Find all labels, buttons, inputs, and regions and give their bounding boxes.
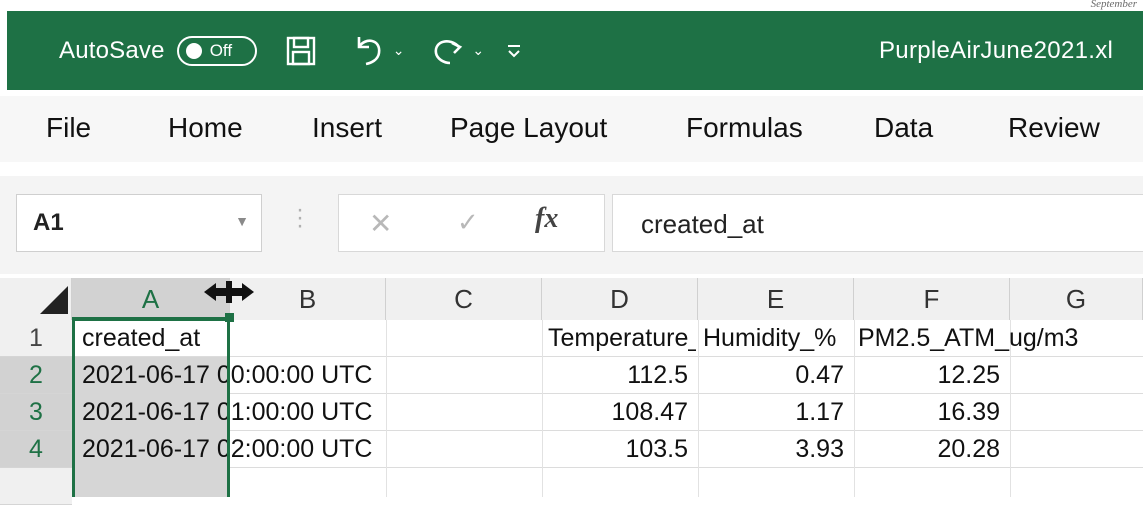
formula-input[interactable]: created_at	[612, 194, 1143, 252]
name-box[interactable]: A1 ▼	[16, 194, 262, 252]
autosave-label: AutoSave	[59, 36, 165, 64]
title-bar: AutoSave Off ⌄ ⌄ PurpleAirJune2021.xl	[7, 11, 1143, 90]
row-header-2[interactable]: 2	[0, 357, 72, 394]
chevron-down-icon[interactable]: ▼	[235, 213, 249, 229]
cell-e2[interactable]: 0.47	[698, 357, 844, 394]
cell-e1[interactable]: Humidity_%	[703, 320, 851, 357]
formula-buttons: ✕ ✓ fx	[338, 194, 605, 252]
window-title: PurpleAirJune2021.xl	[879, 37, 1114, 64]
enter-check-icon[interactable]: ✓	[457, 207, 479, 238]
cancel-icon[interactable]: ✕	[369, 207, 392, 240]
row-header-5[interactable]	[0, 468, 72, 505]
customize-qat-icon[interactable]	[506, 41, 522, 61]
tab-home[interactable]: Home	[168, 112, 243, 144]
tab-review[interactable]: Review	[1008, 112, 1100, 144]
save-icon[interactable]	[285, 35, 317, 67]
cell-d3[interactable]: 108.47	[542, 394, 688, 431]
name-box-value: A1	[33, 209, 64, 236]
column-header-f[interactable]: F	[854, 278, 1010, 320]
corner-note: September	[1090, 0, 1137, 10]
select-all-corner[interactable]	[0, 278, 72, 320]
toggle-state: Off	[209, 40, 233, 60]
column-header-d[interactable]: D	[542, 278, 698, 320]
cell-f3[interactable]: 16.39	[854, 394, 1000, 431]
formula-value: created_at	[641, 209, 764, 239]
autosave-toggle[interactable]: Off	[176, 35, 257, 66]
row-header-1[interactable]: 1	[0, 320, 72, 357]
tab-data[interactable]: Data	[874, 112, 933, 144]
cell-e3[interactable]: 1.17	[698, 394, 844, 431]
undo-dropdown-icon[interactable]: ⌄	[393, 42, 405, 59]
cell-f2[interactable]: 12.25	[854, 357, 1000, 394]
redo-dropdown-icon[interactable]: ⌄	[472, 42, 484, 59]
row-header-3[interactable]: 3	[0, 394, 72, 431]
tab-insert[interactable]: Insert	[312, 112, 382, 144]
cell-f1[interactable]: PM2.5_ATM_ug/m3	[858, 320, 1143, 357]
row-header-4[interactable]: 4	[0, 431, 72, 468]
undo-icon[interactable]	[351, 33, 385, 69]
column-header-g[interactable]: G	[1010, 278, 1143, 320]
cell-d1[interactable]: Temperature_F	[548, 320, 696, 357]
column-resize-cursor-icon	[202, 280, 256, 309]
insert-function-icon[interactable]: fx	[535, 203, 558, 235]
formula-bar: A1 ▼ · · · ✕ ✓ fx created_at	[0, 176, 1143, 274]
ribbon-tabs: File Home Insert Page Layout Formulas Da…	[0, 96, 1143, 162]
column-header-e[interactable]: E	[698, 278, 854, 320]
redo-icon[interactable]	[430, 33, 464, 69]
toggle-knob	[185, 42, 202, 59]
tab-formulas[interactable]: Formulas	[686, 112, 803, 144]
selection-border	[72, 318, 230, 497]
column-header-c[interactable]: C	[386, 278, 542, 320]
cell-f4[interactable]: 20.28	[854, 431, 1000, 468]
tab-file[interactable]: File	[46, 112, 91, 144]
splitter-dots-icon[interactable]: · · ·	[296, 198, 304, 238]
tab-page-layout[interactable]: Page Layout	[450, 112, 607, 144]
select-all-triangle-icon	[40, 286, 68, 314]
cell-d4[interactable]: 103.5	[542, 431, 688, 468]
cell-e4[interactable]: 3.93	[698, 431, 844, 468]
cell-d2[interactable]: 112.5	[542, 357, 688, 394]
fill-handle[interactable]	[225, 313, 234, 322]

━━━━━━

◆ **Task to carry out**:
Please set out every line of the data above as a Markdown table with two columns, "Row" and "Line text", skipping any blank lines and leaving the pictures out.

◆ **Task result**:
| Row | Line text |
|---|---|
| 1 | Find all labels, buttons, inputs, and regions and give their bounding boxes. |
| 2 | formula-input[interactable]: created_at	[612, 194, 1143, 252] |
| 3 | name-box[interactable]: A1 ▼	[16, 194, 262, 252] |
| 4 | autosave-label: AutoSave	[59, 36, 165, 64] |
| 5 | title-bar: AutoSave Off ⌄ ⌄ PurpleAirJune2021.xl	[7, 11, 1143, 90] |
| 6 | row-header-2[interactable]: 2	[0, 357, 72, 394] |
| 7 | chevron-down-icon[interactable]: ▼	[235, 213, 249, 229] |
| 8 | cell-e2[interactable]: 0.47	[698, 357, 844, 394] |
| 9 | cell-e1[interactable]: Humidity_%	[703, 320, 851, 357] |
| 10 | formula-buttons: ✕ ✓ fx	[338, 194, 605, 252] |
| 11 | window-title: PurpleAirJune2021.xl	[879, 37, 1114, 64] |
| 12 | enter-check-icon[interactable]: ✓	[457, 207, 479, 238] |
| 13 | cancel-icon[interactable]: ✕	[369, 207, 392, 240] |
| 14 | row-header-5[interactable]	[0, 468, 72, 505] |
| 15 | customize-qat-icon[interactable]	[506, 41, 522, 61] |
| 16 | tab-home[interactable]: Home	[168, 112, 243, 144] |
| 17 | tab-review[interactable]: Review	[1008, 112, 1100, 144] |
| 18 | save-icon[interactable]	[285, 35, 317, 67] |
| 19 | cell-d3[interactable]: 108.47	[542, 394, 688, 431] |
| 20 | name-box-value: A1	[33, 209, 64, 236] |
| 21 | column-header-f[interactable]: F	[854, 278, 1010, 320] |
| 22 | corner-note: September	[1090, 0, 1137, 10] |
| 23 | select-all-corner[interactable]	[0, 278, 72, 320] |
| 24 | toggle-state: Off	[209, 40, 233, 60] |
| 25 | column-header-d[interactable]: D	[542, 278, 698, 320] |
| 26 | cell-f3[interactable]: 16.39	[854, 394, 1000, 431] |
| 27 | formula-value: created_at	[641, 209, 764, 239] |
| 28 | autosave-toggle[interactable]: Off	[176, 35, 257, 66] |
| 29 | row-header-1[interactable]: 1	[0, 320, 72, 357] |
| 30 | tab-data[interactable]: Data	[874, 112, 933, 144] |
| 31 | cell-e3[interactable]: 1.17	[698, 394, 844, 431] |
| 32 | undo-dropdown-icon[interactable]: ⌄	[393, 42, 405, 59] |
| 33 | cell-f2[interactable]: 12.25	[854, 357, 1000, 394] |
| 34 | redo-dropdown-icon[interactable]: ⌄	[472, 42, 484, 59] |
| 35 | row-header-3[interactable]: 3	[0, 394, 72, 431] |
| 36 | tab-insert[interactable]: Insert	[312, 112, 382, 144] |
| 37 | cell-f1[interactable]: PM2.5_ATM_ug/m3	[858, 320, 1143, 357] |
| 38 | row-header-4[interactable]: 4	[0, 431, 72, 468] |
| 39 | undo-icon[interactable]	[351, 33, 385, 69] |
| 40 | column-header-g[interactable]: G	[1010, 278, 1143, 320] |
| 41 | cell-d1[interactable]: Temperature_F	[548, 320, 696, 357] |
| 42 | column-resize-cursor-icon	[202, 280, 256, 309] |
| 43 | insert-function-icon[interactable]: fx	[535, 203, 558, 235] |
| 44 | formula-bar: A1 ▼ · · · ✕ ✓ fx created_at	[0, 176, 1143, 274] |
| 45 | ribbon-tabs: File Home Insert Page Layout Formulas Da…	[0, 96, 1143, 162] |
| 46 | column-header-e[interactable]: E	[698, 278, 854, 320] |
| 47 | redo-icon[interactable]	[430, 33, 464, 69] |
| 48 | toggle-knob	[185, 42, 202, 59] |
| 49 | tab-formulas[interactable]: Formulas	[686, 112, 803, 144] |
| 50 | selection-border	[72, 318, 230, 497] |
| 51 | column-header-c[interactable]: C	[386, 278, 542, 320] |
| 52 | cell-f4[interactable]: 20.28	[854, 431, 1000, 468] |
| 53 | tab-file[interactable]: File	[46, 112, 91, 144] |
| 54 | splitter-dots-icon[interactable]: · · ·	[296, 198, 304, 238] |
| 55 | tab-page-layout[interactable]: Page Layout	[450, 112, 607, 144] |
| 56 | select-all-triangle-icon	[40, 286, 68, 314] |
| 57 | cell-d4[interactable]: 103.5	[542, 431, 688, 468] |
| 58 | cell-e4[interactable]: 3.93	[698, 431, 844, 468] |
| 59 | cell-d2[interactable]: 112.5	[542, 357, 688, 394] |
| 60 | fill-handle[interactable]	[225, 313, 234, 322] |